■ GIVEN EXERCISE ■
What lines of the data include the string "Сава"? Copy them all.

■ GIVEN ENTRIES ■

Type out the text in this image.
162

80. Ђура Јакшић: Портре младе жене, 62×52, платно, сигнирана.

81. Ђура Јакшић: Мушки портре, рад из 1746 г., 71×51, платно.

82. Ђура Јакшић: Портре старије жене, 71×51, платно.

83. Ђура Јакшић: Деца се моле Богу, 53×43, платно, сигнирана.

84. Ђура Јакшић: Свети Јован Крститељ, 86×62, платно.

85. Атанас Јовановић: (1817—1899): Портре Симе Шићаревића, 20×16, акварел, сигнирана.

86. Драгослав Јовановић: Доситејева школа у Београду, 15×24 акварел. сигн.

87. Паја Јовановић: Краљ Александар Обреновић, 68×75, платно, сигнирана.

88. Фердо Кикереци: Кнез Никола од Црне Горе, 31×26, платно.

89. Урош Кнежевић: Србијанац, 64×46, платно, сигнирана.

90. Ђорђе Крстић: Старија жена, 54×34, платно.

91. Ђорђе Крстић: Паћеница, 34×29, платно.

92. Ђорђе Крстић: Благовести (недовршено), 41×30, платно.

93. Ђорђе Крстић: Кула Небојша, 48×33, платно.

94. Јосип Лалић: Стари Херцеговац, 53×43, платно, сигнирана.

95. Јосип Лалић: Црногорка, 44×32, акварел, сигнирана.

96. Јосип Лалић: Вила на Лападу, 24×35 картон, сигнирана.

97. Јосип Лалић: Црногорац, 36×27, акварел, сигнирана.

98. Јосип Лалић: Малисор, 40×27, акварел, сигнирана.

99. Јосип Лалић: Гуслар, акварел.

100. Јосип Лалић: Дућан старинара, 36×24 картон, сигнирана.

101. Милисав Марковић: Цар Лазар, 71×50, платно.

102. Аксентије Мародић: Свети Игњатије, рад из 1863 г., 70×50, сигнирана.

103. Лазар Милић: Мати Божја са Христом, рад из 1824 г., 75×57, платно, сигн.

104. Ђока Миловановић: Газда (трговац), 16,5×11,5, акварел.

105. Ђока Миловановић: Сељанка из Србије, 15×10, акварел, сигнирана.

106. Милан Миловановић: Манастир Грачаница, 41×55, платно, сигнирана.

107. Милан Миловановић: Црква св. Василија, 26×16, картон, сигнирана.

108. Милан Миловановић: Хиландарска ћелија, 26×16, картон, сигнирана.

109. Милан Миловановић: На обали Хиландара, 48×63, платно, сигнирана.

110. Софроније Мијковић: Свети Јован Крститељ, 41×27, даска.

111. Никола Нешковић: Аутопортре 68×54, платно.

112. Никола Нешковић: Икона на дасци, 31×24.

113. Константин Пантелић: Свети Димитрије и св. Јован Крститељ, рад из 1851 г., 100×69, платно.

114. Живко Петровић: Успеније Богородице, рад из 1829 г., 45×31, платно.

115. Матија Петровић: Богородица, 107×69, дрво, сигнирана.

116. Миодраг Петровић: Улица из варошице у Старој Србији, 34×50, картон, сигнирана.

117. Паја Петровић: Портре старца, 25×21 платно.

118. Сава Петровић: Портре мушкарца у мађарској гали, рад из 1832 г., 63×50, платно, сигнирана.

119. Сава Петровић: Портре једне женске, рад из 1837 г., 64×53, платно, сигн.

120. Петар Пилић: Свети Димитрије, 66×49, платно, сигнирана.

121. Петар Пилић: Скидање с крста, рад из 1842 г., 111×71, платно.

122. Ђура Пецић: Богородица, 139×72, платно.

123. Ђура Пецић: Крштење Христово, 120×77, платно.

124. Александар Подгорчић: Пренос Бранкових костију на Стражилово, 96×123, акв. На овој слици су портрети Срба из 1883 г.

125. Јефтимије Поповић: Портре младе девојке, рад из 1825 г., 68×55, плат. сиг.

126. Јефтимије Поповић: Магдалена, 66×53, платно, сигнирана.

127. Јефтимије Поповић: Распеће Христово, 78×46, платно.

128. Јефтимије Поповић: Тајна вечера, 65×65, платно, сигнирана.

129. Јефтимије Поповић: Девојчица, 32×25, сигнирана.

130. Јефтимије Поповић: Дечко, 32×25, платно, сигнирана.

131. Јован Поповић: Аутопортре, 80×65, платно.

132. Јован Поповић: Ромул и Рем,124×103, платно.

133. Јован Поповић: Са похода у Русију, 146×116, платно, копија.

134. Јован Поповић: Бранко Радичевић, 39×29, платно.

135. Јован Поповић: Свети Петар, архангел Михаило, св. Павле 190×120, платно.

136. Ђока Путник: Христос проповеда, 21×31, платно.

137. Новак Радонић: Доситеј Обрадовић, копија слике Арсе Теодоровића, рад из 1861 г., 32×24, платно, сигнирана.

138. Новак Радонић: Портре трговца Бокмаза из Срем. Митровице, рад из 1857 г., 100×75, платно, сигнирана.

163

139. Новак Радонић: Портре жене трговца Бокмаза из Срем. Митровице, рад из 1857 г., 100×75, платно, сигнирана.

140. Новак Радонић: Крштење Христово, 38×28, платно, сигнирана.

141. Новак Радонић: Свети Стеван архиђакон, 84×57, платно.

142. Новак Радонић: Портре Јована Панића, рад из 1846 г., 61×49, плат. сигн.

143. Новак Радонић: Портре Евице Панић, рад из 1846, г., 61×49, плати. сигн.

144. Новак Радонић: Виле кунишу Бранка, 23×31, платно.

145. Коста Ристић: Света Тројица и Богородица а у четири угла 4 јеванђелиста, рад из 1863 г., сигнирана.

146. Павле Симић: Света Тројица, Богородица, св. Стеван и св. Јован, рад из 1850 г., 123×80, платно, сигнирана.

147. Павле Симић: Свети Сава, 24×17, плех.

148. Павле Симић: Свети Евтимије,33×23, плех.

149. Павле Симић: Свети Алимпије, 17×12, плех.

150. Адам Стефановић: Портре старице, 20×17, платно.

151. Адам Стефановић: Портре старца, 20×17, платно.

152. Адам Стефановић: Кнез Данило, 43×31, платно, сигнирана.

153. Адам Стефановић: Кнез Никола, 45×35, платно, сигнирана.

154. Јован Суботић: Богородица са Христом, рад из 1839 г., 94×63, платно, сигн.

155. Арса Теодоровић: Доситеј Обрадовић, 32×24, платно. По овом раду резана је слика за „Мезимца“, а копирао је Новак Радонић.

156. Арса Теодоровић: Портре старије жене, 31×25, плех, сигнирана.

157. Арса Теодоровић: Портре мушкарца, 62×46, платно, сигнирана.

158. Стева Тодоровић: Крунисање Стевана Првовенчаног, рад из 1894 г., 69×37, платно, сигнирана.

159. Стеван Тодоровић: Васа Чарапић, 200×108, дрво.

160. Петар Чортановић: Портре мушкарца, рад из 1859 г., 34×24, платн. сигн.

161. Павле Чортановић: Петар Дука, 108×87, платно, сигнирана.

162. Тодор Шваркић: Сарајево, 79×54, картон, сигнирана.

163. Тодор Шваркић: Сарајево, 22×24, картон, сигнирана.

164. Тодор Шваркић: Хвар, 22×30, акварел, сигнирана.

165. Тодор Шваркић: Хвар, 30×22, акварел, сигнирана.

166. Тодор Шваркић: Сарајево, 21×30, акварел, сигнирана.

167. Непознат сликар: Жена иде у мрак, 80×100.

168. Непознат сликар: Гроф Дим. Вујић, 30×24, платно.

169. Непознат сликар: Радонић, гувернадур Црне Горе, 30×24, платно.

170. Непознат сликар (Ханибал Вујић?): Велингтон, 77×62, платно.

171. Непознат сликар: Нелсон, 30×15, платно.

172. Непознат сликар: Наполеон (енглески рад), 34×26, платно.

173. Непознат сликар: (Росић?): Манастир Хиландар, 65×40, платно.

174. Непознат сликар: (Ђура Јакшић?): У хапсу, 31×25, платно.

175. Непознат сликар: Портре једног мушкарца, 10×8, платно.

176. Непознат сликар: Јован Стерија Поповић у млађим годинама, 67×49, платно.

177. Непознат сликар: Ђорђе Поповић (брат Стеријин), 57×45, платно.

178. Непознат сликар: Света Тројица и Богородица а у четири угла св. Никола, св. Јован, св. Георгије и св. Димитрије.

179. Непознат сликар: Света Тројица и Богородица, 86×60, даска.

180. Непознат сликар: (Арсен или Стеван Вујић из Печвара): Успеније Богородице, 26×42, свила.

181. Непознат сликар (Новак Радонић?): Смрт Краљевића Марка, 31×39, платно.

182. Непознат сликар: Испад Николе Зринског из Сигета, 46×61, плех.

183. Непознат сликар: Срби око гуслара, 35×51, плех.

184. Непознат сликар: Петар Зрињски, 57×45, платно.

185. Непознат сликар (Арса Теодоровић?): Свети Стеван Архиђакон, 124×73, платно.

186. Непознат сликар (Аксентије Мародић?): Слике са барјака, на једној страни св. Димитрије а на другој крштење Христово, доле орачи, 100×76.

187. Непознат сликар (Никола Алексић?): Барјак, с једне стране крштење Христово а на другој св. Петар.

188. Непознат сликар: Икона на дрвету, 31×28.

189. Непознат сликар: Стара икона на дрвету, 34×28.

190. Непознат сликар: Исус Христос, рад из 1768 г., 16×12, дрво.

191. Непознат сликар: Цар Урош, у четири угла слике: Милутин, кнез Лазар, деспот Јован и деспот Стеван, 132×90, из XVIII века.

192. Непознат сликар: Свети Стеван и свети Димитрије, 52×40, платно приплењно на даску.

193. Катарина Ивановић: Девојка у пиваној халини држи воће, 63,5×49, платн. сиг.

■ RESULT FOR THIS TASK ■
118. Сава Петровић: Портре мушкарца у мађарској гали, рад из 1832 г., 63×50, платно, сигнирана.
119. Сава Петровић: Портре једне женске, рад из 1837 г., 64×53, платно, сигн.
147. Павле Симић: Свети Сава, 24×17, плех.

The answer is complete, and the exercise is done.